_GOAL OF THE EXERCISE_:
Find all lines in the listing that include the word "positions", then copy them.

_AVAILABLE RECORDS_:
[Start]
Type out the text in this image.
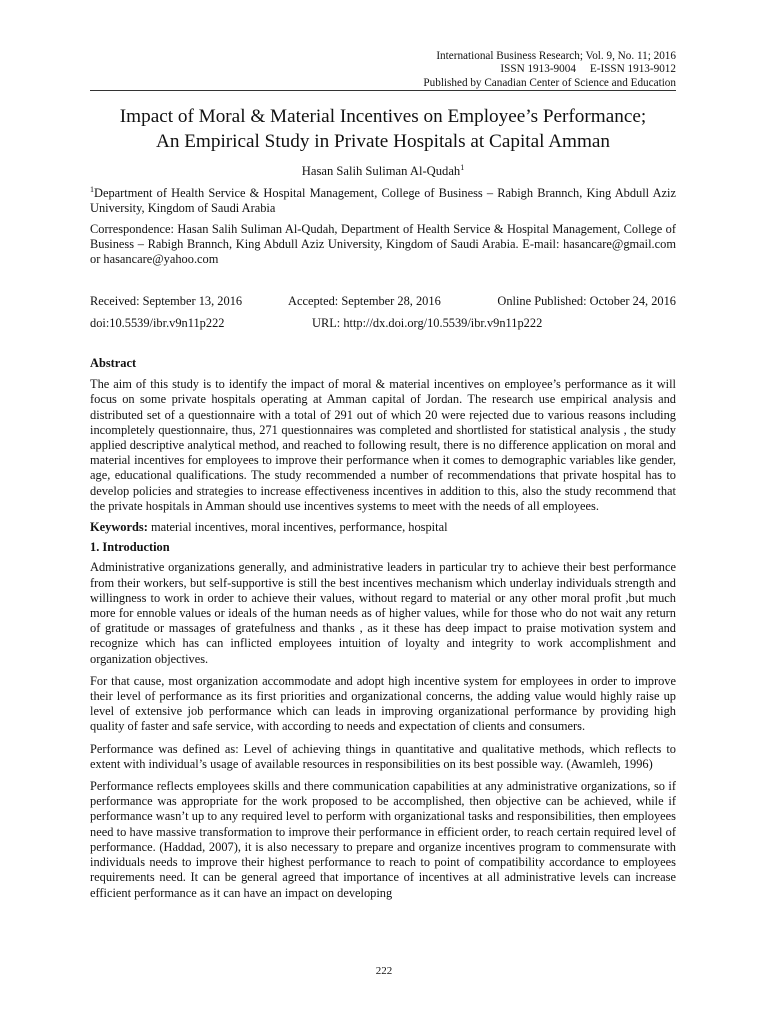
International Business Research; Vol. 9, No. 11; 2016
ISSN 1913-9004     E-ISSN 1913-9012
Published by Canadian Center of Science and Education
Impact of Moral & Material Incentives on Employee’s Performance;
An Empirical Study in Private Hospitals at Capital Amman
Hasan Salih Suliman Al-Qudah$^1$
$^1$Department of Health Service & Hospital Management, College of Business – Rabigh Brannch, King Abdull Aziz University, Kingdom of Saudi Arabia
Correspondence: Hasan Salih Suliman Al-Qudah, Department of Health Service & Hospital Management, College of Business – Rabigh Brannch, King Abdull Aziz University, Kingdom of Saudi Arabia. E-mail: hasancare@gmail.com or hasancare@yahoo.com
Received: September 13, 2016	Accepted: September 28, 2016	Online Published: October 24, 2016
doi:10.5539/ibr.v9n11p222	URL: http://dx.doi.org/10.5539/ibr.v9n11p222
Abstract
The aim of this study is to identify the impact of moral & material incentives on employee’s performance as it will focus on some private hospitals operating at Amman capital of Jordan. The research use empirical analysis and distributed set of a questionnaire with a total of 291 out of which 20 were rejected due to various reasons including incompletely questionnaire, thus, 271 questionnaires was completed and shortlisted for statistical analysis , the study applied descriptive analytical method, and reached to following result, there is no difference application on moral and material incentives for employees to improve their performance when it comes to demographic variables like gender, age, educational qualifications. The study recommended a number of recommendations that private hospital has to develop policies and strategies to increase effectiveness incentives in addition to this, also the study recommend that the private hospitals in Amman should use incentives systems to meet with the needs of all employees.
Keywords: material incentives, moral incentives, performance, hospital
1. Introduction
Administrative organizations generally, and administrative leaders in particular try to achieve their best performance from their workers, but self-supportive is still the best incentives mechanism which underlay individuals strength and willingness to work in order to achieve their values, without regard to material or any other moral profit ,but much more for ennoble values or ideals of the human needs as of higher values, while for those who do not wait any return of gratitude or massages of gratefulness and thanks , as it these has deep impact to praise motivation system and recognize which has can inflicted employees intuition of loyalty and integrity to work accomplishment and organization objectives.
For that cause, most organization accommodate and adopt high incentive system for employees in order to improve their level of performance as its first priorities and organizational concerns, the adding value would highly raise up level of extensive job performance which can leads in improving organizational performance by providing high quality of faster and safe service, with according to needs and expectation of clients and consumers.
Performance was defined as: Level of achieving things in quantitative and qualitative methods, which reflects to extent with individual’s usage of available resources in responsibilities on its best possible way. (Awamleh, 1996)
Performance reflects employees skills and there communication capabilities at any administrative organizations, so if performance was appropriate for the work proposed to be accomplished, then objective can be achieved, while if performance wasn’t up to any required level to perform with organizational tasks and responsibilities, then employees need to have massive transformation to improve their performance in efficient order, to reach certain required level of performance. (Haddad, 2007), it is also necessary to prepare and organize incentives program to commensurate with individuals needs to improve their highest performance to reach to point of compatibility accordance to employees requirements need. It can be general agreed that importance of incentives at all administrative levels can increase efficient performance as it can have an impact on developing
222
[End]
[Start]
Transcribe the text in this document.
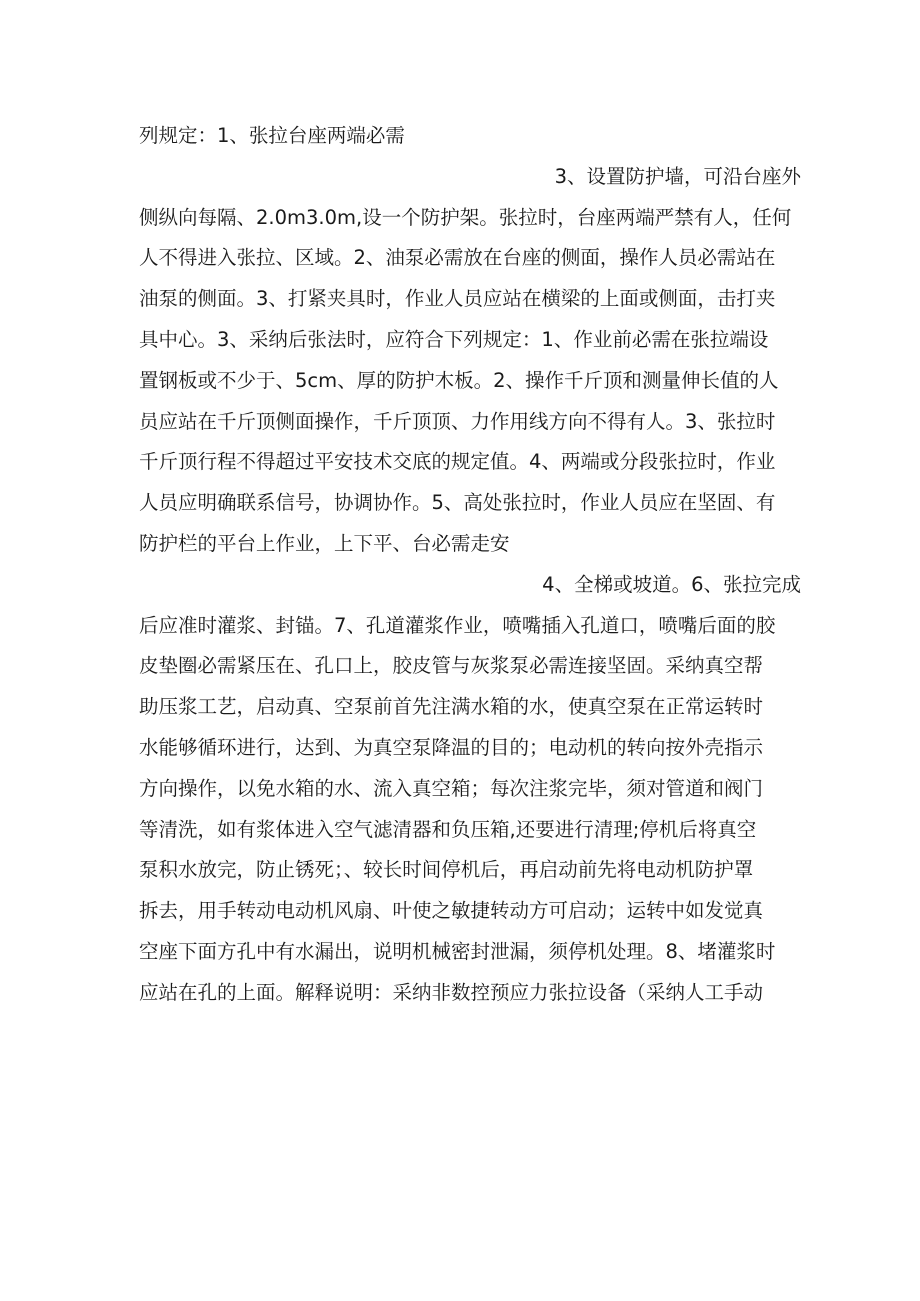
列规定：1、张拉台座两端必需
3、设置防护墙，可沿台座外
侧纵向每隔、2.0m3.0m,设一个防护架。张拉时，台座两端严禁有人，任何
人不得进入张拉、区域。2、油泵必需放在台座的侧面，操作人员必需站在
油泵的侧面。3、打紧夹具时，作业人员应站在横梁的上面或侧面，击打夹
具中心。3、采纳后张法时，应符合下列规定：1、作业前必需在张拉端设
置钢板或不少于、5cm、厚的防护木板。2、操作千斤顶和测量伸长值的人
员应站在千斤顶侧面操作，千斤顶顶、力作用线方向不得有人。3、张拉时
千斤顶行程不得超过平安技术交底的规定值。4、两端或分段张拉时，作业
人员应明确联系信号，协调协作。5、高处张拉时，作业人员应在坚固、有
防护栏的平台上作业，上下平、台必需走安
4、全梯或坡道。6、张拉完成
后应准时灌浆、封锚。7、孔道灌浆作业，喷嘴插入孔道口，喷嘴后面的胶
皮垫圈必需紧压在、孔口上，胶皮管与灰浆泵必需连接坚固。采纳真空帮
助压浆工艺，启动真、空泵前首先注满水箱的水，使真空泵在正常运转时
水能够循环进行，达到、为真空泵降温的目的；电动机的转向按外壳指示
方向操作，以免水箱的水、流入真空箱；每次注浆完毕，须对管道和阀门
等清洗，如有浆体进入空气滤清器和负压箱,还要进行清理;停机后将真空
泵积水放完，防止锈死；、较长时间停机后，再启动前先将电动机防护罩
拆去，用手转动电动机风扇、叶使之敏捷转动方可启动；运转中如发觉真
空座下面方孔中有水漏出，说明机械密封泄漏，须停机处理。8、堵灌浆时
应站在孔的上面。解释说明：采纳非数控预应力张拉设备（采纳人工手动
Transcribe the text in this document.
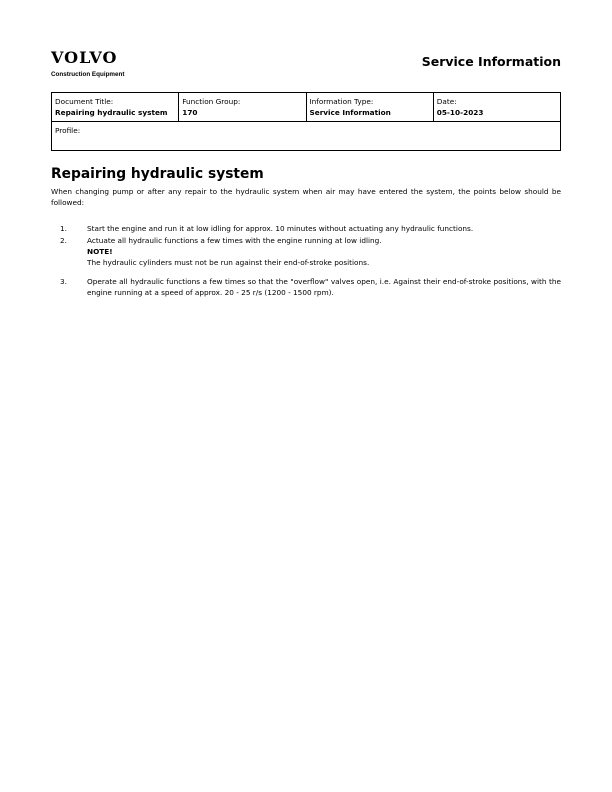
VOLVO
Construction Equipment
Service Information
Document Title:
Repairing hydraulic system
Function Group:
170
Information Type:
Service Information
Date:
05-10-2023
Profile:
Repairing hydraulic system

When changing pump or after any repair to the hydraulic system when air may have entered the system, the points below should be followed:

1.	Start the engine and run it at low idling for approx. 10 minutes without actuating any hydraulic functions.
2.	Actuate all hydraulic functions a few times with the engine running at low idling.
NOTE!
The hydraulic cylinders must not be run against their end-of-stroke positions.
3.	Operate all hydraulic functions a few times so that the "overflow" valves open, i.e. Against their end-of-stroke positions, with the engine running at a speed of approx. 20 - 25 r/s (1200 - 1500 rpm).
[End]
_TASK OUTPUT_:
The hydraulic cylinders must not be run against their end-of-stroke positions.
3.	Operate all hydraulic functions a few times so that the "overflow" valves open, i.e. Against their end-of-stroke positions, with the engine running at a speed of approx. 20 - 25 r/s (1200 - 1500 rpm).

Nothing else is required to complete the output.